Exercise materials ▸
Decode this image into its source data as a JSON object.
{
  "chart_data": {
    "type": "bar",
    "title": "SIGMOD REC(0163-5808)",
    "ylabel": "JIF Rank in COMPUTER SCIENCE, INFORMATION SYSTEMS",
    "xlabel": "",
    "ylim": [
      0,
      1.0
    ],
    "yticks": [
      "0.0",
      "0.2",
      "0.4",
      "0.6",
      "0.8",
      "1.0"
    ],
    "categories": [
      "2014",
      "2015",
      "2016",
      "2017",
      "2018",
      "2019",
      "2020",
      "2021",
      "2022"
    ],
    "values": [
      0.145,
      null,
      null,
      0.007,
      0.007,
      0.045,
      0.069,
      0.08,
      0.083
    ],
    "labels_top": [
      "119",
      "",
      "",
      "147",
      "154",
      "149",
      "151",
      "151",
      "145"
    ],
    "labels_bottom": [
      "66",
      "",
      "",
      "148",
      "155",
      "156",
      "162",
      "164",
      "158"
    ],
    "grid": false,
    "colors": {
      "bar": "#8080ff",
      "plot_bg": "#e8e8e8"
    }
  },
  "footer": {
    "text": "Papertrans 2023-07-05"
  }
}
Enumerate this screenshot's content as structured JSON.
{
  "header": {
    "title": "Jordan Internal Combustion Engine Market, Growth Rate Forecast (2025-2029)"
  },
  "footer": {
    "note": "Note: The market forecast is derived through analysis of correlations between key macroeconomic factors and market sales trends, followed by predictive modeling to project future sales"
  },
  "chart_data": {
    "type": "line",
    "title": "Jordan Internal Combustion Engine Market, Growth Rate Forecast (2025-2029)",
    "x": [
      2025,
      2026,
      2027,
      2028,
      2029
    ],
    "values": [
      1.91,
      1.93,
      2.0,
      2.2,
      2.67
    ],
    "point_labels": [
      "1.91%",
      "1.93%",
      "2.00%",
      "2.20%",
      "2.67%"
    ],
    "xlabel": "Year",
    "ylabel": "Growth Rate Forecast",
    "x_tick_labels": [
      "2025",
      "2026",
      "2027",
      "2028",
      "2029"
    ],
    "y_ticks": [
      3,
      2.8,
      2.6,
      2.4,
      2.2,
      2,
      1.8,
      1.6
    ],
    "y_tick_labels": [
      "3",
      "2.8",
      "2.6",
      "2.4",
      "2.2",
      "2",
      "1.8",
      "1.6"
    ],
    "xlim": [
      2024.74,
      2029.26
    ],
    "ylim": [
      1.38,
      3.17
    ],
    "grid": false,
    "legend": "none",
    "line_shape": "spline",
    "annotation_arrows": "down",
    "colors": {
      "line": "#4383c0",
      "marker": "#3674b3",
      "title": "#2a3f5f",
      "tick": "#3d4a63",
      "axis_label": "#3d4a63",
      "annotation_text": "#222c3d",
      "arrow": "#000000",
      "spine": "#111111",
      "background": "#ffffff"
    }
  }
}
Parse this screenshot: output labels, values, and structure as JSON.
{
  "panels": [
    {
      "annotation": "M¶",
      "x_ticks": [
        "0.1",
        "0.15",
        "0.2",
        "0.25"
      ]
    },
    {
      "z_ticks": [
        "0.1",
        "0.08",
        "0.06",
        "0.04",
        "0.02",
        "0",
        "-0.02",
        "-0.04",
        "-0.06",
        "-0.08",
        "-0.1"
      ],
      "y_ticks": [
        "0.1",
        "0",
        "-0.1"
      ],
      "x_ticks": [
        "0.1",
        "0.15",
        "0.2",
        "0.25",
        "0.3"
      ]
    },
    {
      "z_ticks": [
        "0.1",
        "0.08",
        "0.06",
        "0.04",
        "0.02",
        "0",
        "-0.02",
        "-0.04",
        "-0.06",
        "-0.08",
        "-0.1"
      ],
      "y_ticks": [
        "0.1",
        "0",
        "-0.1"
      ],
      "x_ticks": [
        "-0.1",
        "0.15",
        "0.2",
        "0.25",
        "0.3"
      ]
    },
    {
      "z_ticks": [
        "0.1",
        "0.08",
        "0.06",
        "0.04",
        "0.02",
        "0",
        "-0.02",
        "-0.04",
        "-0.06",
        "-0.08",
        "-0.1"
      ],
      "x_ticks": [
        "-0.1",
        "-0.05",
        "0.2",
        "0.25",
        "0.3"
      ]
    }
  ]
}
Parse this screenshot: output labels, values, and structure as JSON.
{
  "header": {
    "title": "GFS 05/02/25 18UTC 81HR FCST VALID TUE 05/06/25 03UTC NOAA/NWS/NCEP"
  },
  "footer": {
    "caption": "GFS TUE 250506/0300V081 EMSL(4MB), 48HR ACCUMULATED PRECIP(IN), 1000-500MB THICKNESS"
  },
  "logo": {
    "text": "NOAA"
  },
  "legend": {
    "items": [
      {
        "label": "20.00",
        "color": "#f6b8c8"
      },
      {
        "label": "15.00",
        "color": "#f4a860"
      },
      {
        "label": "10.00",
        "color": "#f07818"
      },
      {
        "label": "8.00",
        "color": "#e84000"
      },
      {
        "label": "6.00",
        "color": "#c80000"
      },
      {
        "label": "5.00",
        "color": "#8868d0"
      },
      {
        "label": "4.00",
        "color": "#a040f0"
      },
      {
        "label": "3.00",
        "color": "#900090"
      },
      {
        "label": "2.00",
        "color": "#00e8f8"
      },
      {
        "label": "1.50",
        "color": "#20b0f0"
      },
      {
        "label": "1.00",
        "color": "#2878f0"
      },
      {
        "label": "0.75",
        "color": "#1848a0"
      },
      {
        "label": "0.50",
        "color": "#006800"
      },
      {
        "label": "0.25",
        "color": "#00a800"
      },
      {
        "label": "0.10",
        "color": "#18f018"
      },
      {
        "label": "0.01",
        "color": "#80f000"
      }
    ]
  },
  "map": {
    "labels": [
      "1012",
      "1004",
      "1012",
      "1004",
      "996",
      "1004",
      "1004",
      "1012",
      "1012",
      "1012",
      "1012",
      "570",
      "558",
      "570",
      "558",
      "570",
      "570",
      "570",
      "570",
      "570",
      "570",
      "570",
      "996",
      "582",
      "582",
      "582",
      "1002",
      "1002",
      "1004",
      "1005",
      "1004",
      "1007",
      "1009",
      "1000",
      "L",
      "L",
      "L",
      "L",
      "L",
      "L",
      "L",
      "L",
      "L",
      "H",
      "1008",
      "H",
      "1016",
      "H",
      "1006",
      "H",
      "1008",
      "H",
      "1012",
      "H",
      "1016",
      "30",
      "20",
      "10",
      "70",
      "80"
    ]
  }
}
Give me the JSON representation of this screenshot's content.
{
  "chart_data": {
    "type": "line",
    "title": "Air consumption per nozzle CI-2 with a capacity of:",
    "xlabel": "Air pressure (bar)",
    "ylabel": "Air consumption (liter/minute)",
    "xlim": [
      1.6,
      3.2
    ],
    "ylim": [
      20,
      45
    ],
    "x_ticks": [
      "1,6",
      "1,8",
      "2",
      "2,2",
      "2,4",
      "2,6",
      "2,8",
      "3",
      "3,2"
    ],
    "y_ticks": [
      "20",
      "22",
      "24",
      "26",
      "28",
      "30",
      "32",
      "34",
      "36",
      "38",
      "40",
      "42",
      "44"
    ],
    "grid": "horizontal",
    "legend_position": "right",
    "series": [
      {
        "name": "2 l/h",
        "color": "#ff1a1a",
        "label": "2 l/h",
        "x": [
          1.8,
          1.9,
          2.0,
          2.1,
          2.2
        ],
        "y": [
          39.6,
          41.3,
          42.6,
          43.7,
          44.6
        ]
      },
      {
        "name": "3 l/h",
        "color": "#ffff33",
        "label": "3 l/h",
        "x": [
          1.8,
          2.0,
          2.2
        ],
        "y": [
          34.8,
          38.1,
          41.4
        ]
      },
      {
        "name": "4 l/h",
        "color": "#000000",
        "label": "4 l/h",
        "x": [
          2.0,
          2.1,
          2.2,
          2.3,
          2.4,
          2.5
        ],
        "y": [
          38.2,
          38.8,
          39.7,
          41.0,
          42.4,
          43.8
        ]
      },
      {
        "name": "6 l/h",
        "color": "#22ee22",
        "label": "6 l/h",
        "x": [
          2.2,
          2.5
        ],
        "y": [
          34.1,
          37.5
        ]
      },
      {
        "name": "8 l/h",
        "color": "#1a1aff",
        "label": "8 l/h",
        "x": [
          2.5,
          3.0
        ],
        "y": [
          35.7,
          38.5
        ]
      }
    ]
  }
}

Exercise instructions ▸ Show each line holding the word "this".

Completed task ▸
Decode this image into its source data as a JSON object.
Enumerate this screenshot's content as structured JSON.
Parse this screenshot: output labels, values, and structure as JSON.
Parse this screenshot: output labels, values, and structure as JSON.
Give me the JSON representation of this screenshot's content.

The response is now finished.